* **Requirement**
Copy every line from the data below in which the string "JSON" can be found.

* **The data**
++++++++

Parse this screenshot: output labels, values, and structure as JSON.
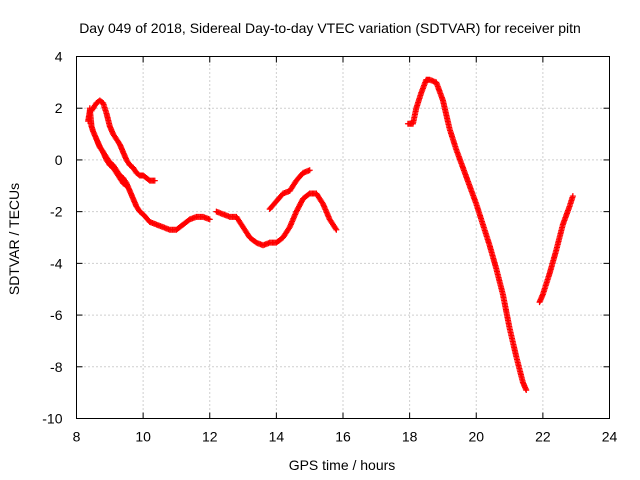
{
  "chart_data": {
    "type": "scatter",
    "title": "Day 049 of 2018, Sidereal Day-to-day VTEC variation (SDTVAR) for receiver pitn",
    "xlabel": "GPS time / hours",
    "ylabel": "SDTVAR / TECUs",
    "xlim": [
      8,
      24
    ],
    "ylim": [
      -10,
      4
    ],
    "xticks": [
      8,
      10,
      12,
      14,
      16,
      18,
      20,
      22,
      24
    ],
    "yticks": [
      -10,
      -8,
      -6,
      -4,
      -2,
      0,
      2,
      4
    ],
    "grid": true,
    "legend": "none",
    "marker": "plus",
    "color": "#ff0000",
    "series": [
      {
        "x": [
          8.35,
          8.4,
          8.45,
          8.5,
          8.6,
          8.7,
          8.8,
          8.9,
          9.0,
          9.1,
          9.2,
          9.3,
          9.4,
          9.5,
          9.6,
          9.7,
          9.8,
          9.9,
          10.0,
          10.1,
          10.2,
          10.35
        ],
        "y": [
          1.5,
          1.9,
          1.9,
          2.0,
          2.2,
          2.3,
          2.2,
          1.8,
          1.3,
          1.0,
          0.8,
          0.6,
          0.3,
          0.0,
          -0.2,
          -0.3,
          -0.5,
          -0.6,
          -0.6,
          -0.7,
          -0.8,
          -0.8
        ]
      },
      {
        "x": [
          8.4,
          8.45,
          8.5,
          8.6,
          8.7,
          8.8,
          8.9,
          9.0,
          9.1,
          9.2,
          9.3,
          9.4,
          9.5,
          9.6,
          9.7,
          9.8,
          9.9,
          10.0,
          10.2,
          10.4,
          10.6,
          10.8,
          11.0,
          11.2,
          11.4,
          11.6,
          11.8,
          12.0
        ],
        "y": [
          2.0,
          1.3,
          1.1,
          0.8,
          0.5,
          0.3,
          0.1,
          -0.1,
          -0.2,
          -0.4,
          -0.6,
          -0.7,
          -0.9,
          -1.2,
          -1.5,
          -1.8,
          -2.0,
          -2.1,
          -2.4,
          -2.5,
          -2.6,
          -2.7,
          -2.7,
          -2.5,
          -2.3,
          -2.2,
          -2.2,
          -2.3
        ]
      },
      {
        "x": [
          8.6,
          8.7,
          8.8,
          8.9,
          9.0,
          9.1,
          9.2,
          9.3,
          9.4,
          9.5
        ],
        "y": [
          0.8,
          0.5,
          0.3,
          0.0,
          -0.2,
          -0.3,
          -0.5,
          -0.7,
          -0.9,
          -1.0
        ]
      },
      {
        "x": [
          12.2,
          12.4,
          12.6,
          12.8,
          13.0,
          13.2,
          13.4,
          13.6,
          13.8,
          14.0,
          14.2,
          14.4,
          14.6,
          14.8,
          15.0,
          15.2,
          15.4,
          15.6,
          15.8
        ],
        "y": [
          -2.0,
          -2.1,
          -2.2,
          -2.2,
          -2.6,
          -3.0,
          -3.2,
          -3.3,
          -3.2,
          -3.2,
          -3.0,
          -2.6,
          -2.0,
          -1.5,
          -1.3,
          -1.3,
          -1.7,
          -2.3,
          -2.7
        ]
      },
      {
        "x": [
          13.8,
          14.0,
          14.2,
          14.4,
          14.6,
          14.8,
          15.0
        ],
        "y": [
          -1.9,
          -1.6,
          -1.3,
          -1.2,
          -0.8,
          -0.5,
          -0.4
        ]
      },
      {
        "x": [
          17.95,
          18.1,
          18.2,
          18.35,
          18.5,
          18.6,
          18.8,
          19.0,
          19.2,
          19.4,
          19.6,
          19.8,
          20.0,
          20.2,
          20.4,
          20.6,
          20.8,
          21.0,
          21.2,
          21.4,
          21.5
        ],
        "y": [
          1.4,
          1.4,
          2.0,
          2.6,
          3.1,
          3.1,
          3.0,
          2.3,
          1.2,
          0.4,
          -0.3,
          -1.0,
          -1.7,
          -2.5,
          -3.3,
          -4.2,
          -5.2,
          -6.5,
          -7.6,
          -8.6,
          -8.9
        ]
      },
      {
        "x": [
          21.9,
          22.0,
          22.2,
          22.4,
          22.6,
          22.8,
          22.9
        ],
        "y": [
          -5.5,
          -5.2,
          -4.4,
          -3.5,
          -2.5,
          -1.8,
          -1.4
        ]
      }
    ]
  }
}
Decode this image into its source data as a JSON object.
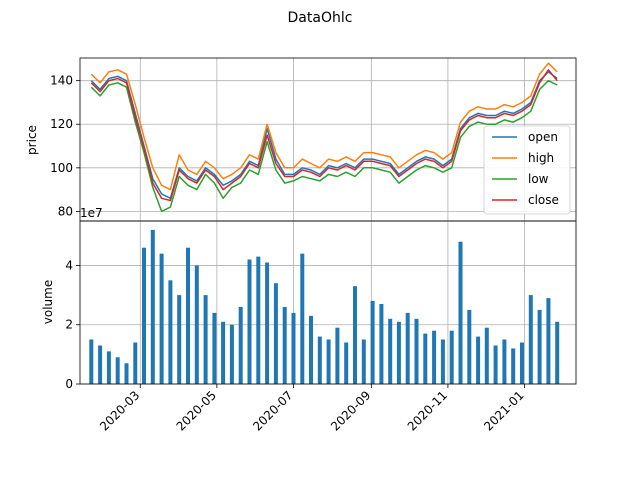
{
  "chart_data": [
    {
      "type": "line",
      "title": "DataOhlc",
      "ylabel": "price",
      "xlabel": "",
      "xlim": [
        "2020-01-13",
        "2021-02-11"
      ],
      "ylim": [
        75.6,
        150.4
      ],
      "yticks": [
        80,
        100,
        120,
        140
      ],
      "grid": true,
      "legend": "center-right",
      "colors": {
        "open": "#1f77b4",
        "high": "#ff7f0e",
        "low": "#2ca02c",
        "close": "#d62728"
      },
      "dates": [
        "2020-01-22",
        "2020-01-29",
        "2020-02-05",
        "2020-02-12",
        "2020-02-19",
        "2020-02-26",
        "2020-03-04",
        "2020-03-11",
        "2020-03-18",
        "2020-03-25",
        "2020-04-01",
        "2020-04-08",
        "2020-04-15",
        "2020-04-22",
        "2020-04-29",
        "2020-05-06",
        "2020-05-13",
        "2020-05-20",
        "2020-05-27",
        "2020-06-03",
        "2020-06-10",
        "2020-06-17",
        "2020-06-24",
        "2020-07-01",
        "2020-07-08",
        "2020-07-15",
        "2020-07-22",
        "2020-07-29",
        "2020-08-05",
        "2020-08-12",
        "2020-08-19",
        "2020-08-26",
        "2020-09-02",
        "2020-09-09",
        "2020-09-16",
        "2020-09-23",
        "2020-09-30",
        "2020-10-07",
        "2020-10-14",
        "2020-10-21",
        "2020-10-28",
        "2020-11-04",
        "2020-11-11",
        "2020-11-18",
        "2020-11-25",
        "2020-12-02",
        "2020-12-09",
        "2020-12-16",
        "2020-12-23",
        "2020-12-30",
        "2021-01-06",
        "2021-01-13",
        "2021-01-20",
        "2021-01-27"
      ],
      "series": [
        {
          "name": "open",
          "values": [
            140,
            136,
            141,
            142,
            140,
            125,
            110,
            95,
            88,
            86,
            100,
            96,
            94,
            100,
            97,
            92,
            94,
            97,
            103,
            101,
            118,
            104,
            97,
            97,
            100,
            99,
            97,
            101,
            100,
            102,
            100,
            104,
            104,
            103,
            102,
            97,
            100,
            103,
            105,
            104,
            101,
            104,
            118,
            123,
            125,
            124,
            124,
            126,
            125,
            127,
            130,
            140,
            144,
            141
          ]
        },
        {
          "name": "high",
          "values": [
            143,
            139,
            144,
            145,
            143,
            129,
            114,
            100,
            92,
            90,
            106,
            99,
            97,
            103,
            100,
            95,
            97,
            100,
            106,
            104,
            120,
            107,
            100,
            100,
            104,
            102,
            100,
            104,
            103,
            105,
            103,
            107,
            107,
            106,
            105,
            100,
            103,
            106,
            108,
            107,
            104,
            107,
            121,
            126,
            128,
            127,
            127,
            129,
            128,
            130,
            133,
            143,
            148,
            144
          ]
        },
        {
          "name": "low",
          "values": [
            137,
            133,
            138,
            139,
            137,
            121,
            107,
            91,
            80,
            82,
            96,
            92,
            90,
            97,
            93,
            86,
            91,
            93,
            99,
            97,
            112,
            99,
            93,
            94,
            96,
            95,
            94,
            97,
            96,
            98,
            96,
            100,
            100,
            99,
            98,
            93,
            96,
            99,
            101,
            100,
            98,
            100,
            114,
            119,
            121,
            120,
            120,
            122,
            121,
            123,
            126,
            136,
            140,
            138
          ]
        },
        {
          "name": "close",
          "values": [
            139,
            135,
            140,
            141,
            139,
            123,
            109,
            93,
            86,
            85,
            99,
            95,
            93,
            99,
            96,
            90,
            93,
            96,
            102,
            100,
            115,
            102,
            96,
            96,
            99,
            98,
            96,
            100,
            99,
            101,
            99,
            103,
            103,
            102,
            101,
            96,
            99,
            102,
            104,
            103,
            100,
            103,
            117,
            122,
            124,
            123,
            123,
            125,
            124,
            126,
            129,
            139,
            145,
            140
          ]
        }
      ]
    },
    {
      "type": "bar",
      "ylabel": "volume",
      "xlabel": "",
      "scale_label": "1e7",
      "xlim": [
        "2020-01-13",
        "2021-02-11"
      ],
      "ylim": [
        0,
        5.5
      ],
      "yticks": [
        0,
        2,
        4
      ],
      "grid": true,
      "color": "#1f77b4",
      "xticks": [
        "2020-03",
        "2020-05",
        "2020-07",
        "2020-09",
        "2020-11",
        "2021-01"
      ],
      "x": [
        "2020-01-22",
        "2020-01-29",
        "2020-02-05",
        "2020-02-12",
        "2020-02-19",
        "2020-02-26",
        "2020-03-04",
        "2020-03-11",
        "2020-03-18",
        "2020-03-25",
        "2020-04-01",
        "2020-04-08",
        "2020-04-15",
        "2020-04-22",
        "2020-04-29",
        "2020-05-06",
        "2020-05-13",
        "2020-05-20",
        "2020-05-27",
        "2020-06-03",
        "2020-06-10",
        "2020-06-17",
        "2020-06-24",
        "2020-07-01",
        "2020-07-08",
        "2020-07-15",
        "2020-07-22",
        "2020-07-29",
        "2020-08-05",
        "2020-08-12",
        "2020-08-19",
        "2020-08-26",
        "2020-09-02",
        "2020-09-09",
        "2020-09-16",
        "2020-09-23",
        "2020-09-30",
        "2020-10-07",
        "2020-10-14",
        "2020-10-21",
        "2020-10-28",
        "2020-11-04",
        "2020-11-11",
        "2020-11-18",
        "2020-11-25",
        "2020-12-02",
        "2020-12-09",
        "2020-12-16",
        "2020-12-23",
        "2020-12-30",
        "2021-01-06",
        "2021-01-13",
        "2021-01-20",
        "2021-01-27"
      ],
      "values": [
        1.5,
        1.3,
        1.1,
        0.9,
        0.7,
        1.4,
        4.6,
        5.2,
        4.4,
        3.5,
        3.0,
        4.6,
        4.0,
        3.0,
        2.4,
        2.1,
        2.0,
        2.6,
        4.2,
        4.3,
        4.1,
        3.4,
        2.6,
        2.4,
        4.4,
        2.3,
        1.6,
        1.5,
        1.9,
        1.4,
        3.3,
        1.5,
        2.8,
        2.7,
        2.2,
        2.1,
        2.4,
        2.2,
        1.7,
        1.8,
        1.5,
        1.8,
        4.8,
        2.5,
        1.6,
        1.9,
        1.3,
        1.5,
        1.2,
        1.4,
        3.0,
        2.5,
        2.9,
        2.1
      ]
    }
  ]
}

++++++++

* **Output of the exercise**
Parse this screenshot: output labels, values, and structure as JSON.
Decode this image into its source data as a JSON object.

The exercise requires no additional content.